» **Set task**:
Write out the data again exactly, skipping every picture.

» **Supplied entries**:
★ ★ ★ ★ ★ ★ ★

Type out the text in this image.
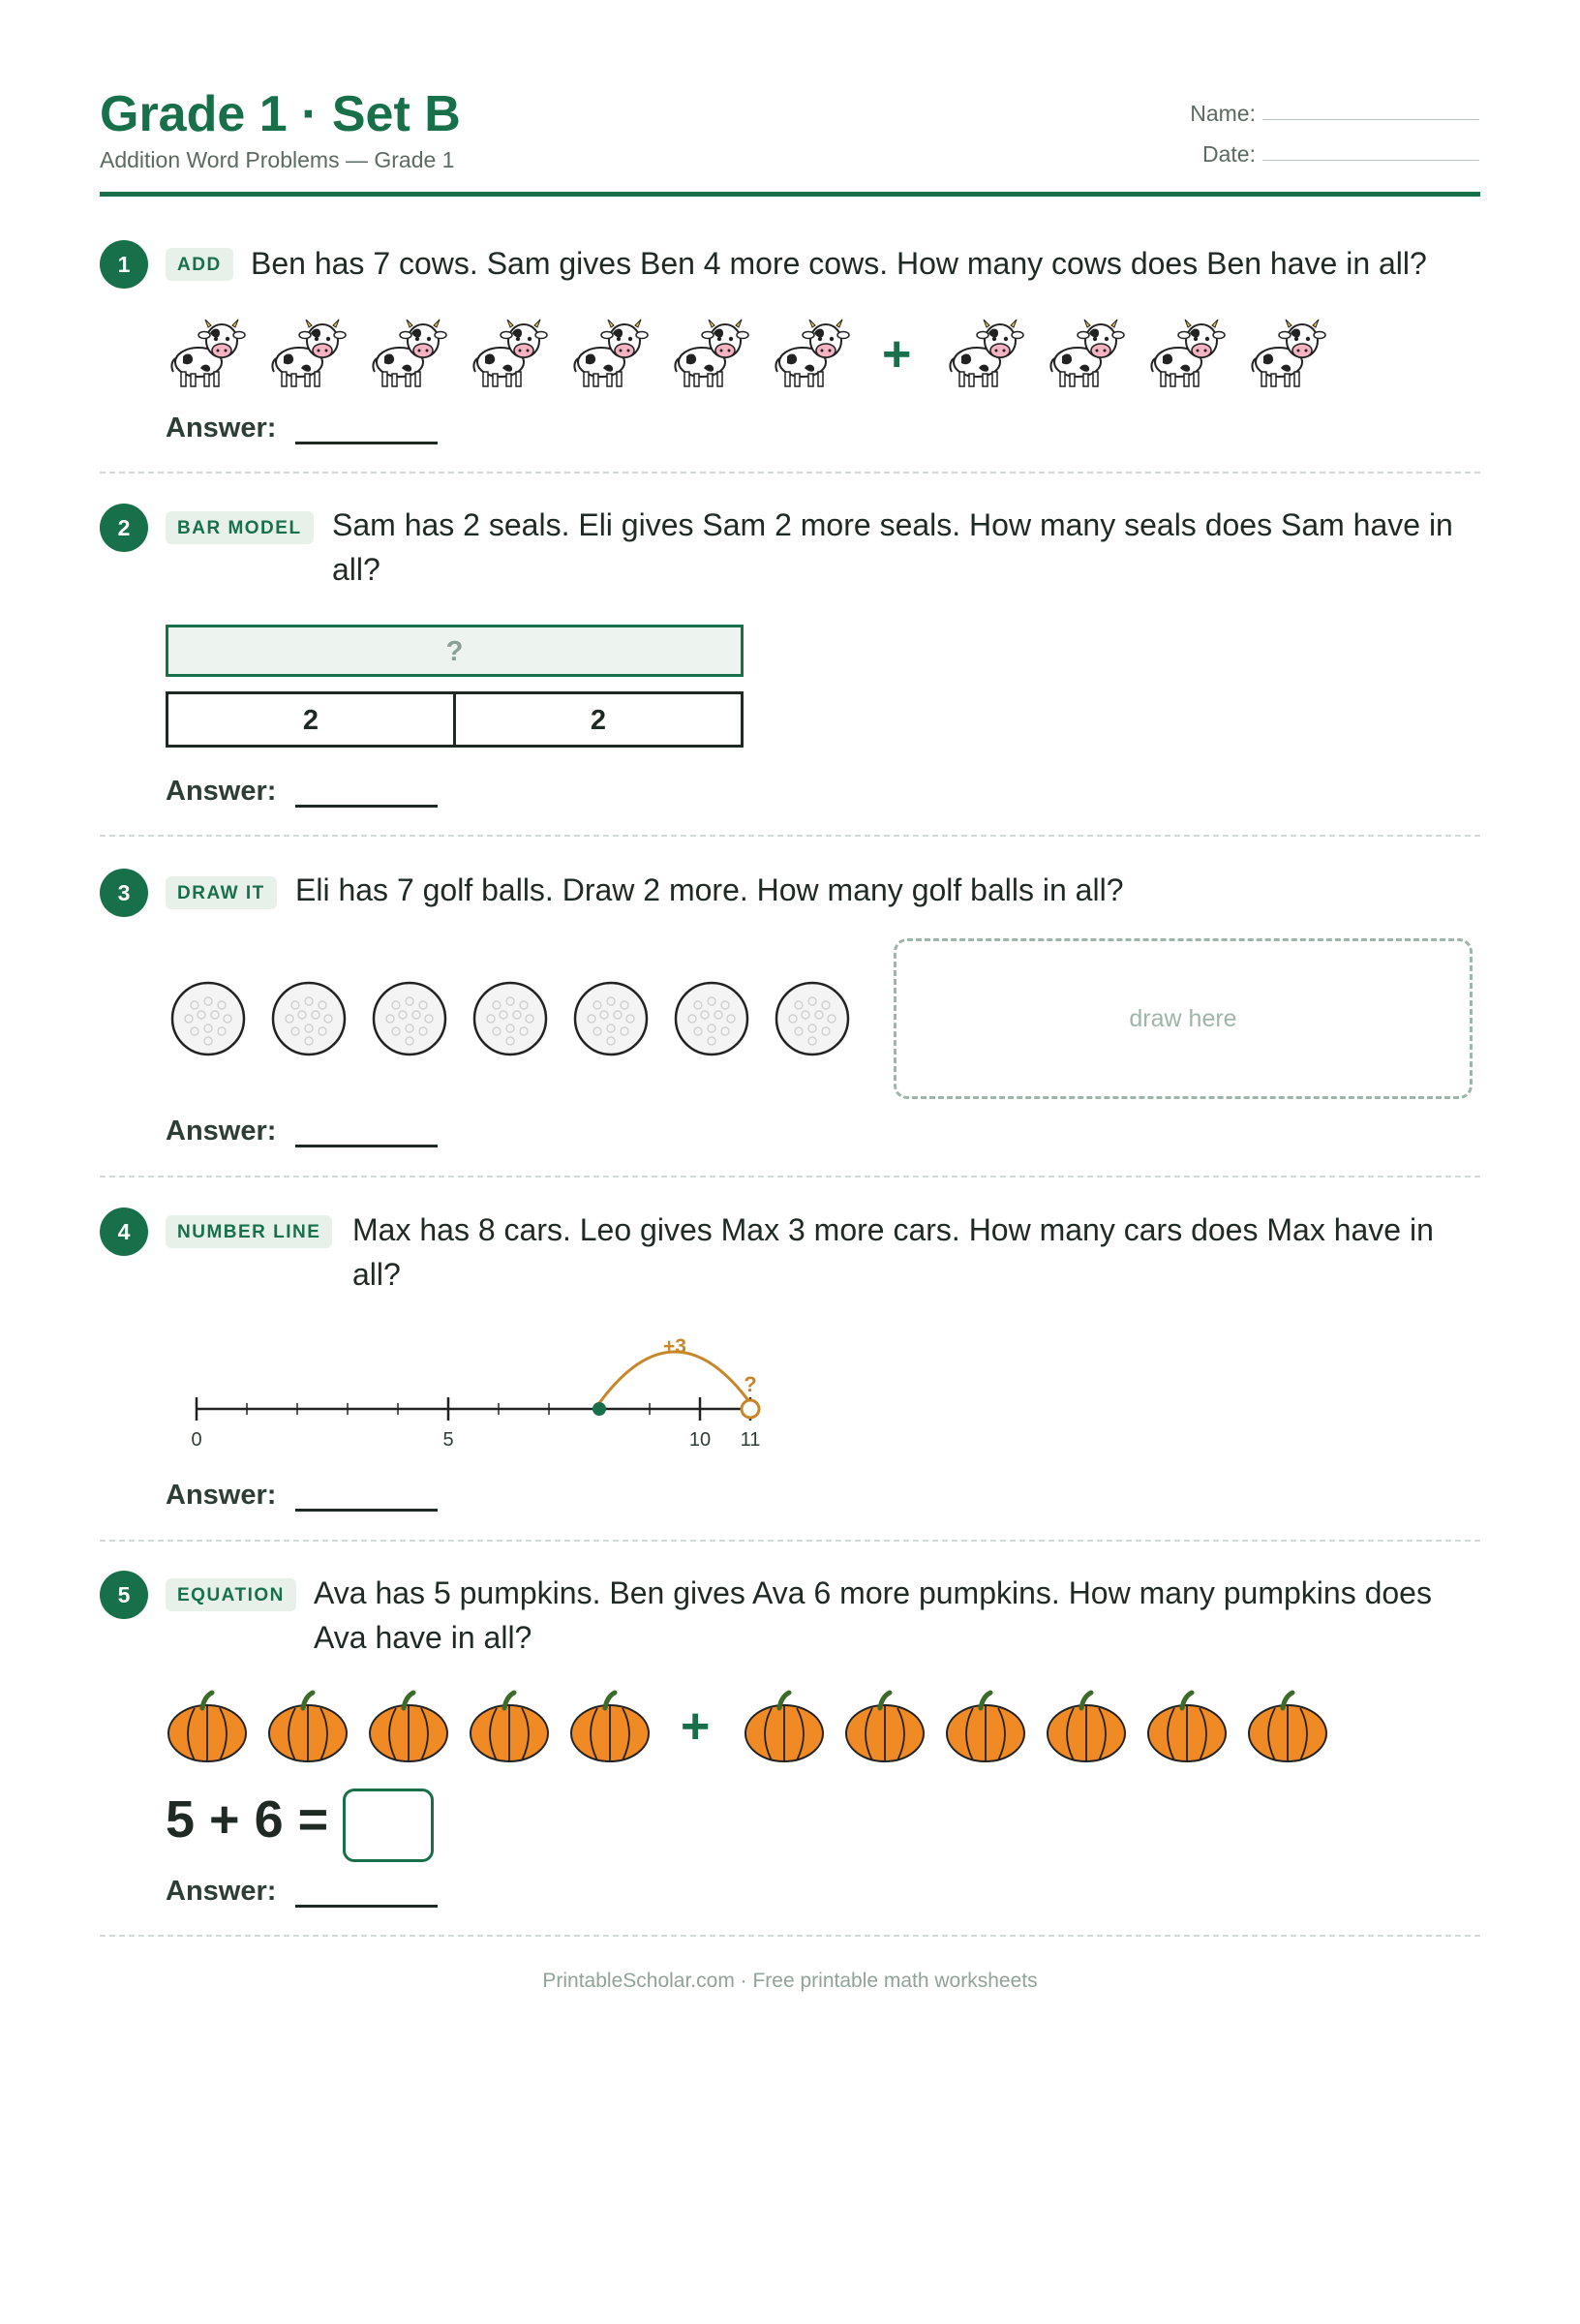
Grade 1 · Set B
Addition Word Problems — Grade 1
Name:
Date:
1	ADD Ben has 7 cows. Sam gives Ben 4 more cows. How many cows does Ben have in all?
+
Answer:
2	BAR MODEL Sam has 2 seals. Eli gives Sam 2 more seals. How many seals does Sam have in all?
?
2	2
Answer:
3	DRAW IT Eli has 7 golf balls. Draw 2 more. How many golf balls in all?
draw here
Answer:
4	NUMBER LINE	Max has 8 cars. Leo gives Max 3 more cars. How many cars does Max have in all?
0	5	10 11
+3
?
Answer:
5	EQUATION Ava has 5 pumpkins. Ben gives Ava 6 more pumpkins. How many pumpkins does Ava have in all?
+
5 + 6 =
Answer:
PrintableScholar.com · Free printable math worksheets
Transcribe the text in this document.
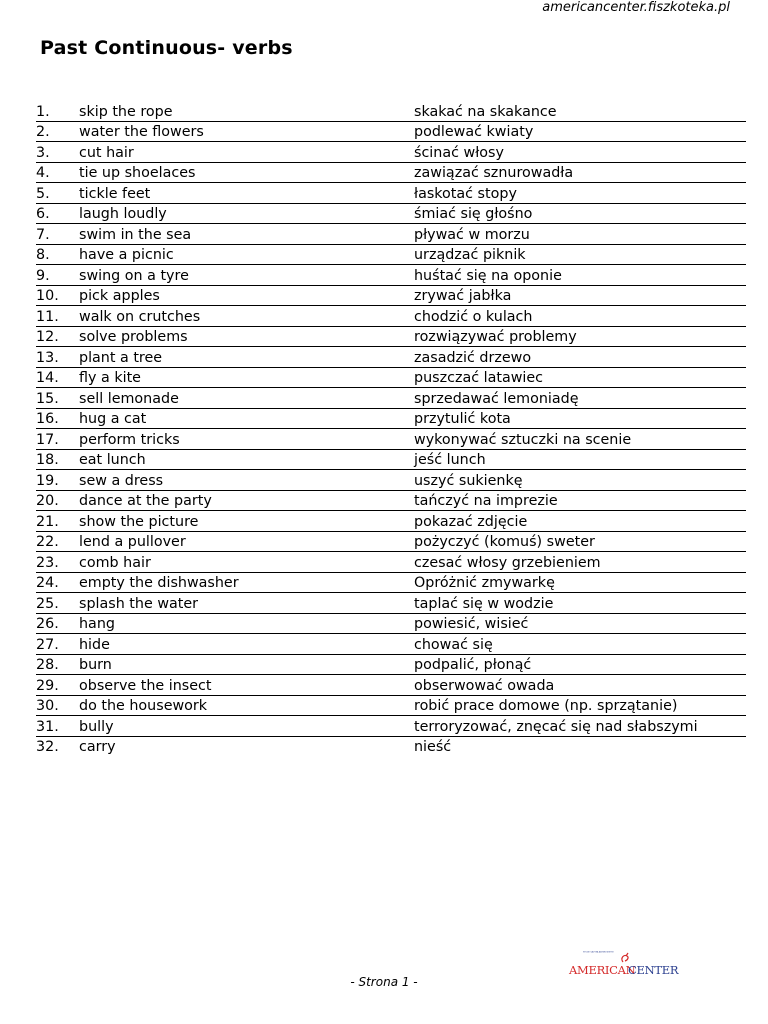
americancenter.fiszkoteka.pl
Past Continuous- verbs
1.	skip the rope	skakać na skakance
2.	water the flowers	podlewać kwiaty
3.	cut hair	ścinać włosy
4.	tie up shoelaces	zawiązać sznurowadła
5.	tickle feet	łaskotać stopy
6.	laugh loudly	śmiać się głośno
7.	swim in the sea	pływać w morzu
8.	have a picnic	urządzać piknik
9.	swing on a tyre	huśtać się na oponie
10.	pick apples	zrywać jabłka
11.	walk on crutches	chodzić o kulach
12.	solve problems	rozwiązywać problemy
13.	plant a tree	zasadzić drzewo
14.	fly a kite	puszczać latawiec
15.	sell lemonade	sprzedawać lemoniadę
16.	hug a cat	przytulić kota
17.	perform tricks	wykonywać sztuczki na scenie
18.	eat lunch	jeść lunch
19.	sew a dress	uszyć sukienkę
20.	dance at the party	tańczyć na imprezie
21.	show the picture	pokazać zdjęcie
22.	lend a pullover	pożyczyć (komuś) sweter
23.	comb hair	czesać włosy grzebieniem
24.	empty the dishwasher	Opróżnić zmywarkę
25.	splash the water	taplać się w wodzie
26.	hang	powiesić, wisieć
27.	hide	chować się
28.	burn	podpalić, płonąć
29.	observe the insect	obserwować owada
30.	do the housework	robić prace domowe (np. sprzątanie)
31.	bully	terroryzować, znęcać się nad słabszymi
32.	carry	nieść
- Strona 1 -
STUDIO JĘZYKA ANGIELSKIEGO
AMERICAN
CENTER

★ ★ ★ ★ ★ ★ ★

» **Response for this exercise**:
Type out the text in this image.
Grade 1 · Set B
Addition Word Problems — Grade 1
Name:
Date:
1	ADD Ben has 7 cows. Sam gives Ben 4 more cows. How many cows does Ben have in all?
+
Answer:
2	BAR MODEL Sam has 2 seals. Eli gives Sam 2 more seals. How many seals does Sam have in all?
?
2	2
Answer:
3	DRAW IT Eli has 7 golf balls. Draw 2 more. How many golf balls in all?
draw here
Answer:
4	NUMBER LINE	Max has 8 cars. Leo gives Max 3 more cars. How many cars does Max have in all?
0	5	10 11
+3
?
Answer:
5	EQUATION Ava has 5 pumpkins. Ben gives Ava 6 more pumpkins. How many pumpkins does Ava have in all?
+
5 + 6 =
Answer:
PrintableScholar.com · Free printable math worksheets
Transcribe the text in this document.
americancenter.fiszkoteka.pl
Past Continuous- verbs
1.	skip the rope	skakać na skakance
2.	water the flowers	podlewać kwiaty
3.	cut hair	ścinać włosy
4.	tie up shoelaces	zawiązać sznurowadła
5.	tickle feet	łaskotać stopy
6.	laugh loudly	śmiać się głośno
7.	swim in the sea	pływać w morzu
8.	have a picnic	urządzać piknik
9.	swing on a tyre	huśtać się na oponie
10.	pick apples	zrywać jabłka
11.	walk on crutches	chodzić o kulach
12.	solve problems	rozwiązywać problemy
13.	plant a tree	zasadzić drzewo
14.	fly a kite	puszczać latawiec
15.	sell lemonade	sprzedawać lemoniadę
16.	hug a cat	przytulić kota
17.	perform tricks	wykonywać sztuczki na scenie
18.	eat lunch	jeść lunch
19.	sew a dress	uszyć sukienkę
20.	dance at the party	tańczyć na imprezie
21.	show the picture	pokazać zdjęcie
22.	lend a pullover	pożyczyć (komuś) sweter
23.	comb hair	czesać włosy grzebieniem
24.	empty the dishwasher	Opróżnić zmywarkę
25.	splash the water	taplać się w wodzie
26.	hang	powiesić, wisieć
27.	hide	chować się
28.	burn	podpalić, płonąć
29.	observe the insect	obserwować owada
30.	do the housework	robić prace domowe (np. sprzątanie)
31.	bully	terroryzować, znęcać się nad słabszymi
32.	carry	nieść
- Strona 1 -
STUDIO JĘZYKA ANGIELSKIEGO
AMERICAN
CENTER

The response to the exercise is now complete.